Items from a dataset:
● ● ● ● ● ● ●

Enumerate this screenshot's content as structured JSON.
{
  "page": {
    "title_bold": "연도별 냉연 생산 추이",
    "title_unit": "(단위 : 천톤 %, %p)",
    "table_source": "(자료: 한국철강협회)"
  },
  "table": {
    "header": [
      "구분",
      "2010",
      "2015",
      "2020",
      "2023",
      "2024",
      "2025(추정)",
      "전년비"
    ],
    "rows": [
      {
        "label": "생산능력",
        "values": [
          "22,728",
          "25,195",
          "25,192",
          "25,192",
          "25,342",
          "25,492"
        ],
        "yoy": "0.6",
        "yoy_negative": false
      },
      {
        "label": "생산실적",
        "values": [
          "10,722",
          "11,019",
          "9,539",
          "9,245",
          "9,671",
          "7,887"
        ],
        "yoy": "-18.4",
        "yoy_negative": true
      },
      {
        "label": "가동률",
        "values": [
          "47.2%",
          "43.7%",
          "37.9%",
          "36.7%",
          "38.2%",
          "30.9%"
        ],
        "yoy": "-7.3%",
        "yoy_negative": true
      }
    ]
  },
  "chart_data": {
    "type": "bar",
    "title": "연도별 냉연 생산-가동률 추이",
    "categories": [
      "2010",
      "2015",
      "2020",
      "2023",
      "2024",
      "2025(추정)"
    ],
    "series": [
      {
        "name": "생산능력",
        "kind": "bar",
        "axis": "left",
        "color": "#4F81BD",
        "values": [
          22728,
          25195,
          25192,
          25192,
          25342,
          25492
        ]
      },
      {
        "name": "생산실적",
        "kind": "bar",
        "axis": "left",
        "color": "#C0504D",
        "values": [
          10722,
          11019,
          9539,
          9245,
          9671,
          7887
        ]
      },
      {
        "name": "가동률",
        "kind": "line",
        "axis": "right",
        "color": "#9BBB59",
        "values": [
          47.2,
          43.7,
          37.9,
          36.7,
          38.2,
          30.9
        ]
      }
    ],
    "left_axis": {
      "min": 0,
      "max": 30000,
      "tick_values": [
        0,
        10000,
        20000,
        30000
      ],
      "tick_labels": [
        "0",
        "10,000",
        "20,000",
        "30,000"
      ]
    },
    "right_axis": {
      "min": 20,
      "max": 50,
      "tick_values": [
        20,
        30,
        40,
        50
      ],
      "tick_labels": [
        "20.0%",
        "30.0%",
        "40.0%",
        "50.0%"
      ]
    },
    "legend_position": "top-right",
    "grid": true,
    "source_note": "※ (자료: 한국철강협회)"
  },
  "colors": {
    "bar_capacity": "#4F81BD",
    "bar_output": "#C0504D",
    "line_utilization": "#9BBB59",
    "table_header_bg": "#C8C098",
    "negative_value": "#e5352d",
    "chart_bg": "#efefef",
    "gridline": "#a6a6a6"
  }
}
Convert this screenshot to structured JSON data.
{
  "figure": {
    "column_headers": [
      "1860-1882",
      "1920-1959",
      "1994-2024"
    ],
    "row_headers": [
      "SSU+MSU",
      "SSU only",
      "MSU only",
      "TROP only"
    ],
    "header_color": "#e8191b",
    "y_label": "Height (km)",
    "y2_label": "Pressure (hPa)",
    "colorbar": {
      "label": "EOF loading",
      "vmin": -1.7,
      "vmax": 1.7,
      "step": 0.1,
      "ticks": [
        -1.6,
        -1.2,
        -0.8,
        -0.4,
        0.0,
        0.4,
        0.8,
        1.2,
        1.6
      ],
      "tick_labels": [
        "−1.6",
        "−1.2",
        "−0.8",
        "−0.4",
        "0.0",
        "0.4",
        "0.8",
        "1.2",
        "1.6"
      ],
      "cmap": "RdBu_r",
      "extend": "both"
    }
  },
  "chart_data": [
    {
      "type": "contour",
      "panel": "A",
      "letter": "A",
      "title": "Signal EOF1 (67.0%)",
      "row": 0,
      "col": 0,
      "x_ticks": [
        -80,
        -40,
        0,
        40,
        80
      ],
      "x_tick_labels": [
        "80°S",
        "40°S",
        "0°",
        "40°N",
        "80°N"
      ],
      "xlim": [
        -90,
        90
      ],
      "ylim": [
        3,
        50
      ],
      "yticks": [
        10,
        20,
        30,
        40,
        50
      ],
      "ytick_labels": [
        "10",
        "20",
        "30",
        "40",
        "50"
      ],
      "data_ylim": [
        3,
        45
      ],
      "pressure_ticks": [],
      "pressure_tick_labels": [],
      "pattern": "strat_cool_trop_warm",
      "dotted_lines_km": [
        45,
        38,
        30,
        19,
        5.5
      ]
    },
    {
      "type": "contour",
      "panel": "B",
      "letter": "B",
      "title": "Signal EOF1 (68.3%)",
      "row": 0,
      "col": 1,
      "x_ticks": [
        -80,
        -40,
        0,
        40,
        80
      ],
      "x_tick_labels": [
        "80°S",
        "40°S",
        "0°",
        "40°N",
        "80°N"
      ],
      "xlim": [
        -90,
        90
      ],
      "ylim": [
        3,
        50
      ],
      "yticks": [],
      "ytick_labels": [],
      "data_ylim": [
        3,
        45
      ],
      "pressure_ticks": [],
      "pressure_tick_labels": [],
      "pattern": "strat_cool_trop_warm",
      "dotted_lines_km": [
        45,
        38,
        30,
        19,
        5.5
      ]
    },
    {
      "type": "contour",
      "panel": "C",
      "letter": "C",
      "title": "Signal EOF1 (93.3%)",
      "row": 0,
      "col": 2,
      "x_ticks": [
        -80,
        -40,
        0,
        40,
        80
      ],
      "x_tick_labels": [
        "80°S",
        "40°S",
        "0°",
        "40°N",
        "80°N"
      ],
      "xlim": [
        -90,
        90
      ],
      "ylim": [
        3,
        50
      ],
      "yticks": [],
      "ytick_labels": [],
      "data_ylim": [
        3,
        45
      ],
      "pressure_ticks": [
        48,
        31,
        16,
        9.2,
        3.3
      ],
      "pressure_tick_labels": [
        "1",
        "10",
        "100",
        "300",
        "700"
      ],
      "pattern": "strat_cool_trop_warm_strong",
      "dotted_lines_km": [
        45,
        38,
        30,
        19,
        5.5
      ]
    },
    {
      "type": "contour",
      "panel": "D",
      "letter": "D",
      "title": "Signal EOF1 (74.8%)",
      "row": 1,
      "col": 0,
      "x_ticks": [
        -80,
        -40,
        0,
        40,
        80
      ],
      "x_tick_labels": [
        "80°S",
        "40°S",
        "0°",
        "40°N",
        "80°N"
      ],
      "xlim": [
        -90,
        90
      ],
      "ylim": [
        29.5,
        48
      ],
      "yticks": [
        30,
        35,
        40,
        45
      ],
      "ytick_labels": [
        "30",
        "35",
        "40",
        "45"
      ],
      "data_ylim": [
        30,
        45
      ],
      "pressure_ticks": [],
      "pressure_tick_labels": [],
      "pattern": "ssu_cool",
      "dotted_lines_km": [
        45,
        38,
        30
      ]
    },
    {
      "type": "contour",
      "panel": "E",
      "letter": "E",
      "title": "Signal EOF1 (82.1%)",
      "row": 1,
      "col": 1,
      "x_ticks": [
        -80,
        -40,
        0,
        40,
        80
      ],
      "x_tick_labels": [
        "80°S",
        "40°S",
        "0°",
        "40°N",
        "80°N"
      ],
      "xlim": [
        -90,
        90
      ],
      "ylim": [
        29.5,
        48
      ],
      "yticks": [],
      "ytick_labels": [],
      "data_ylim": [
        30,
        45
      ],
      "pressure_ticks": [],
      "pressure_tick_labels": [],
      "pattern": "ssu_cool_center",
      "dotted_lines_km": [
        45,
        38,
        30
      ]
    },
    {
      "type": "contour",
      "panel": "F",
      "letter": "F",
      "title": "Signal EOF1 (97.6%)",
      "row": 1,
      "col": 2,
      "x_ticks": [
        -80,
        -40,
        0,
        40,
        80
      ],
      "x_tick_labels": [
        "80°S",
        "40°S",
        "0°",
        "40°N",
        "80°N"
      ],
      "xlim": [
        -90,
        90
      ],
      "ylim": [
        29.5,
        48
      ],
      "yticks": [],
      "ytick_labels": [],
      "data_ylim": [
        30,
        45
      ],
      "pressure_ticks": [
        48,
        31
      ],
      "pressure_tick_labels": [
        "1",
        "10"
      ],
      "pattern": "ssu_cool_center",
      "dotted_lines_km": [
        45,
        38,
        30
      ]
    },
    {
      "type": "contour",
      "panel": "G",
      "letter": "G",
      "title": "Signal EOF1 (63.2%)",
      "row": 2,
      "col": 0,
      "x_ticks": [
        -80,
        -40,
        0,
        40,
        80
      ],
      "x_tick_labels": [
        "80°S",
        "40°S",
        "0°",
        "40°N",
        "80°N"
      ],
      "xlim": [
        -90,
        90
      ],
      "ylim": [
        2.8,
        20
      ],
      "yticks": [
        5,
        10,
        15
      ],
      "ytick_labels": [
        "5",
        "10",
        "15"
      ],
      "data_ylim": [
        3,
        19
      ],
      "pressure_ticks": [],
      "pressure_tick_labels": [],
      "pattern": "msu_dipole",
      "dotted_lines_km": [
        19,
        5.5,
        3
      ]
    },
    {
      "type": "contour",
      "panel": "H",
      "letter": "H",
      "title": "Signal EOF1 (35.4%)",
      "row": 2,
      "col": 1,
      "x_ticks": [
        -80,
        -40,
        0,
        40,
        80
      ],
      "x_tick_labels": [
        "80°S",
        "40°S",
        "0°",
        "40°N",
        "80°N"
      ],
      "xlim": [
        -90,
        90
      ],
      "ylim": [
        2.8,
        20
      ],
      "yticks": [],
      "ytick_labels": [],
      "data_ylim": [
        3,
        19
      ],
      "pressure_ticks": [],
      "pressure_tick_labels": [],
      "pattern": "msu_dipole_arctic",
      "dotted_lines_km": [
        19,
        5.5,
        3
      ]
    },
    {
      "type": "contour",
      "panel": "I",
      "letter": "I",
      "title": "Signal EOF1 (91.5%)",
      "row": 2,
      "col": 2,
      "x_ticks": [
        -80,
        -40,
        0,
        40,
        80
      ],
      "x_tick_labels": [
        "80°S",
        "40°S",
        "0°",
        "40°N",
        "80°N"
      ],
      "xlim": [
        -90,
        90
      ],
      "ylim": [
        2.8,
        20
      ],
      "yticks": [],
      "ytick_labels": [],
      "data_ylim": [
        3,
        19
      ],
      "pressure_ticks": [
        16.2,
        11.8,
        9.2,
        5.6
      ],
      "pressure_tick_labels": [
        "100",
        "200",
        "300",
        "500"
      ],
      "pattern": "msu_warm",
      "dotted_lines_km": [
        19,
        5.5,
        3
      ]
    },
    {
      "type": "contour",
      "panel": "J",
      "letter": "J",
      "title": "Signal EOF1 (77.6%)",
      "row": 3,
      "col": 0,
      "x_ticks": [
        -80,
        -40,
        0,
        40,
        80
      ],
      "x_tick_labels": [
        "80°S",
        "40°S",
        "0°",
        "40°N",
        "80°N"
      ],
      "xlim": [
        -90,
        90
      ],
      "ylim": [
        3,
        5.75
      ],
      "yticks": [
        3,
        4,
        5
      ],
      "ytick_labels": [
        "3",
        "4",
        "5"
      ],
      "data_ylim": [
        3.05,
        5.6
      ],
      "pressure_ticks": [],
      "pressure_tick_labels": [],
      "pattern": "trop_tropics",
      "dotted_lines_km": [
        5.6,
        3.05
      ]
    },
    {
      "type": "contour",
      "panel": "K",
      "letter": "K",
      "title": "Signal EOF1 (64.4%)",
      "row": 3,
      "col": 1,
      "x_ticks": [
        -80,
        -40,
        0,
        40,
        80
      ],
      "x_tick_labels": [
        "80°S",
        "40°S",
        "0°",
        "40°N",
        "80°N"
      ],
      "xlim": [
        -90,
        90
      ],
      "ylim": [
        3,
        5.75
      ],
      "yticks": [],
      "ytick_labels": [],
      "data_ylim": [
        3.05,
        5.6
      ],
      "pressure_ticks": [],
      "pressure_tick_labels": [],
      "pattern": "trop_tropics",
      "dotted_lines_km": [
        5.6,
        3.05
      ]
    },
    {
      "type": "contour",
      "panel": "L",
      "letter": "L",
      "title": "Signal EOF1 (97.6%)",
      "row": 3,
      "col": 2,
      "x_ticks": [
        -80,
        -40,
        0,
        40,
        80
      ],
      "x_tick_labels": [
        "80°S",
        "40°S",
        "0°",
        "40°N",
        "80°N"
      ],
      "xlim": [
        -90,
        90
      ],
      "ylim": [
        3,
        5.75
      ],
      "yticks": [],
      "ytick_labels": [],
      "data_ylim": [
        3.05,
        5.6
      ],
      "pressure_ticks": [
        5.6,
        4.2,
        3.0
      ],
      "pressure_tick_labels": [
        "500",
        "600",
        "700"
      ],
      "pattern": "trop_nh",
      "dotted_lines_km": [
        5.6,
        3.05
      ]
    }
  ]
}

● ● ● ● ● ● ●

Goal: In the lines above, locate the string "this". Copy every line where it occurs.

Task output:
Enumerate this screenshot's content as structured JSON.
Convert this screenshot to structured JSON data.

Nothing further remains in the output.